Exercise directions
Looking at the listing, state how many of its lines contain the string "Ativo". Write only the number.

Input records
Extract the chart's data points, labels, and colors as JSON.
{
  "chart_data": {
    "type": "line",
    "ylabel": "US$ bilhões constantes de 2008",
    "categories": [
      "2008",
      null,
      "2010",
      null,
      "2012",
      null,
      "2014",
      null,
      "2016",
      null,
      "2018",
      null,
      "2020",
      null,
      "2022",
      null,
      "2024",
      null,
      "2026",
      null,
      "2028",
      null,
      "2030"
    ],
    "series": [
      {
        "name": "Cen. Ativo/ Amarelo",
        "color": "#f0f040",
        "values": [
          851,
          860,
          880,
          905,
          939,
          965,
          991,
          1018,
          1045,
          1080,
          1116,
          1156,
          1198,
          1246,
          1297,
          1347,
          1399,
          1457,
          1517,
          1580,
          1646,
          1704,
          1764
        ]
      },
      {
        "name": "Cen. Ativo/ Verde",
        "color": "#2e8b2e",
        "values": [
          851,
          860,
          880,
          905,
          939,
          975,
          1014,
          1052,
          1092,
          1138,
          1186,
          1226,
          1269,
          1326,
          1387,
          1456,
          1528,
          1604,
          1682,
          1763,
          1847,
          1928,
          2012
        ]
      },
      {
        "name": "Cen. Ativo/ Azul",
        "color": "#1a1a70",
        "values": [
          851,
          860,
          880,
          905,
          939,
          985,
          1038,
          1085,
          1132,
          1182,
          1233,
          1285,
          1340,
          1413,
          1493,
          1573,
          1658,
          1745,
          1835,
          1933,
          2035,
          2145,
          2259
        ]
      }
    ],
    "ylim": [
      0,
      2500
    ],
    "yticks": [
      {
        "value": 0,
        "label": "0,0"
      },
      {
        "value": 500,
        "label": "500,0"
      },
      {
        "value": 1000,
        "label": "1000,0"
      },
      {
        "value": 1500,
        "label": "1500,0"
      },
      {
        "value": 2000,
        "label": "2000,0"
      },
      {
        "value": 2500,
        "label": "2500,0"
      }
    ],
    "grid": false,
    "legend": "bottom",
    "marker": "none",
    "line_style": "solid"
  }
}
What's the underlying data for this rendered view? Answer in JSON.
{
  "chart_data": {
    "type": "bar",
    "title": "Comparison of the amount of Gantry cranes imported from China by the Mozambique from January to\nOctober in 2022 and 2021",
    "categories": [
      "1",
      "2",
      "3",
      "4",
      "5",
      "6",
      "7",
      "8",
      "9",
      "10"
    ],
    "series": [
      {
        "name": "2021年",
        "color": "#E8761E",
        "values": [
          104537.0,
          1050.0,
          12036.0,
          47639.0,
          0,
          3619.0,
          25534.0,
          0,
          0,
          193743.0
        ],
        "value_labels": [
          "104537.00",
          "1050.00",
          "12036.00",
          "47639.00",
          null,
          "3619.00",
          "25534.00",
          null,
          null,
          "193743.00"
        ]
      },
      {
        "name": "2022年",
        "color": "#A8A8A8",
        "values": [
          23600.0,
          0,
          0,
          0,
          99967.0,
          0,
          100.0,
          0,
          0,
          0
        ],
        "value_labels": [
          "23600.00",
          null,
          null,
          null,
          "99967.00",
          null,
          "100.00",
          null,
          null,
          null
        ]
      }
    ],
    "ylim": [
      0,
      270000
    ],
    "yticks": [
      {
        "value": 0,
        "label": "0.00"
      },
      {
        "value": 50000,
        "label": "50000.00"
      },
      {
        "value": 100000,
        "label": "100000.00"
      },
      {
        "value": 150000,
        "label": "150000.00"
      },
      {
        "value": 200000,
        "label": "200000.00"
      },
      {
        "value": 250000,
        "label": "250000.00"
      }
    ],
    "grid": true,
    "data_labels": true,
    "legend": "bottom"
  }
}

Solution below
3